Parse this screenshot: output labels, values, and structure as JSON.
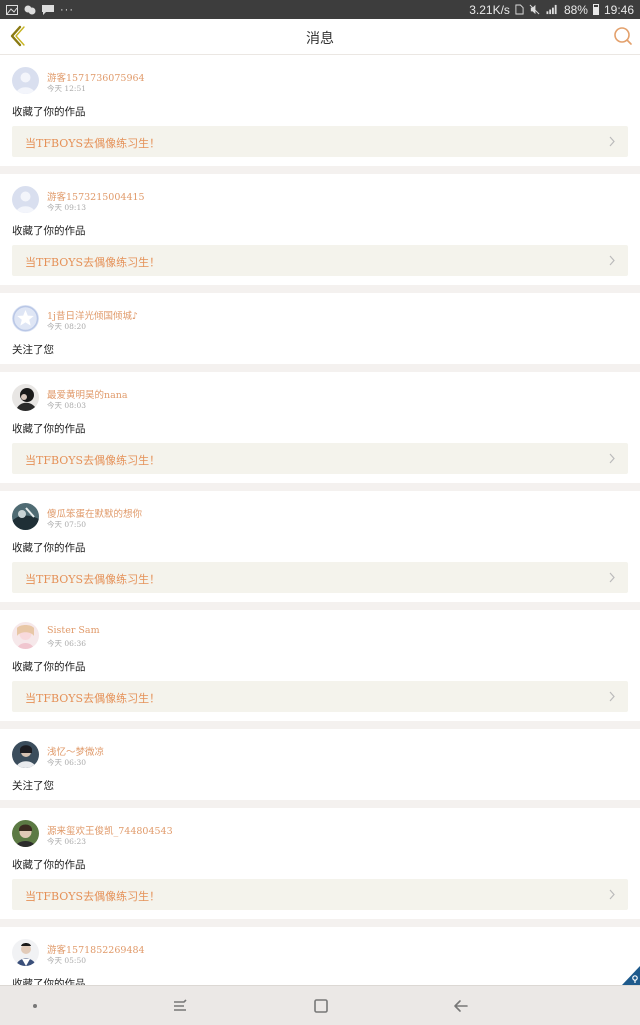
{
  "status_bar": {
    "speed": "3.21K/s",
    "battery": "88%",
    "time": "19:46",
    "dots": "···"
  },
  "header": {
    "title": "消息"
  },
  "messages": [
    {
      "username": "游客1571736075964",
      "time": "今天 12:51",
      "action": "收藏了你的作品",
      "work": "当TFBOYS去偶像练习生！",
      "avatar": "default-avatar"
    },
    {
      "username": "游客1573215004415",
      "time": "今天 09:13",
      "action": "收藏了你的作品",
      "work": "当TFBOYS去偶像练习生！",
      "avatar": "default-avatar"
    },
    {
      "username": "1j昔日洋光倾国倾城♪",
      "time": "今天 08:20",
      "action": "关注了您",
      "work": "",
      "avatar": "star-avatar"
    },
    {
      "username": "最爱黄明昊的nana",
      "time": "今天 08:03",
      "action": "收藏了你的作品",
      "work": "当TFBOYS去偶像练习生！",
      "avatar": "photo-avatar"
    },
    {
      "username": "傻瓜笨蛋在默默的想你",
      "time": "今天 07:50",
      "action": "收藏了你的作品",
      "work": "当TFBOYS去偶像练习生！",
      "avatar": "photo-avatar"
    },
    {
      "username": "Sister Sam",
      "time": "今天 06:36",
      "action": "收藏了你的作品",
      "work": "当TFBOYS去偶像练习生！",
      "avatar": "photo-avatar"
    },
    {
      "username": "浅忆～梦微凉",
      "time": "今天 06:30",
      "action": "关注了您",
      "work": "",
      "avatar": "photo-avatar"
    },
    {
      "username": "源来玺欢王俊凯_744804543",
      "time": "今天 06:23",
      "action": "收藏了你的作品",
      "work": "当TFBOYS去偶像练习生！",
      "avatar": "photo-avatar"
    },
    {
      "username": "游客1571852269484",
      "time": "今天 05:50",
      "action": "收藏了你的作品",
      "work": "",
      "avatar": "photo-avatar"
    }
  ],
  "colors": {
    "accent": "#e09a6a",
    "work_bg": "#f4f3ec",
    "back_arrow": "#8a7a12"
  }
}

-*-

WHAT TO PRODUCE —
Reproduce each line word for word and drop the pictures.

FULL RESPONSE —
Parse this screenshot: output labels, values, and structure as JSON.
{
  "status_bar": {
    "speed": "3.21K/s",
    "battery": "88%",
    "time": "19:46",
    "dots": "···"
  },
  "header": {
    "title": "消息"
  },
  "messages": [
    {
      "username": "游客1571736075964",
      "time": "今天 12:51",
      "action": "收藏了你的作品",
      "work": "当TFBOYS去偶像练习生！",
      "avatar": "default-avatar"
    },
    {
      "username": "游客1573215004415",
      "time": "今天 09:13",
      "action": "收藏了你的作品",
      "work": "当TFBOYS去偶像练习生！",
      "avatar": "default-avatar"
    },
    {
      "username": "1j昔日洋光倾国倾城♪",
      "time": "今天 08:20",
      "action": "关注了您",
      "work": "",
      "avatar": "star-avatar"
    },
    {
      "username": "最爱黄明昊的nana",
      "time": "今天 08:03",
      "action": "收藏了你的作品",
      "work": "当TFBOYS去偶像练习生！",
      "avatar": "photo-avatar"
    },
    {
      "username": "傻瓜笨蛋在默默的想你",
      "time": "今天 07:50",
      "action": "收藏了你的作品",
      "work": "当TFBOYS去偶像练习生！",
      "avatar": "photo-avatar"
    },
    {
      "username": "Sister Sam",
      "time": "今天 06:36",
      "action": "收藏了你的作品",
      "work": "当TFBOYS去偶像练习生！",
      "avatar": "photo-avatar"
    },
    {
      "username": "浅忆～梦微凉",
      "time": "今天 06:30",
      "action": "关注了您",
      "work": "",
      "avatar": "photo-avatar"
    },
    {
      "username": "源来玺欢王俊凯_744804543",
      "time": "今天 06:23",
      "action": "收藏了你的作品",
      "work": "当TFBOYS去偶像练习生！",
      "avatar": "photo-avatar"
    },
    {
      "username": "游客1571852269484",
      "time": "今天 05:50",
      "action": "收藏了你的作品",
      "work": "",
      "avatar": "photo-avatar"
    }
  ],
  "colors": {
    "accent": "#e09a6a",
    "work_bg": "#f4f3ec",
    "back_arrow": "#8a7a12"
  }
}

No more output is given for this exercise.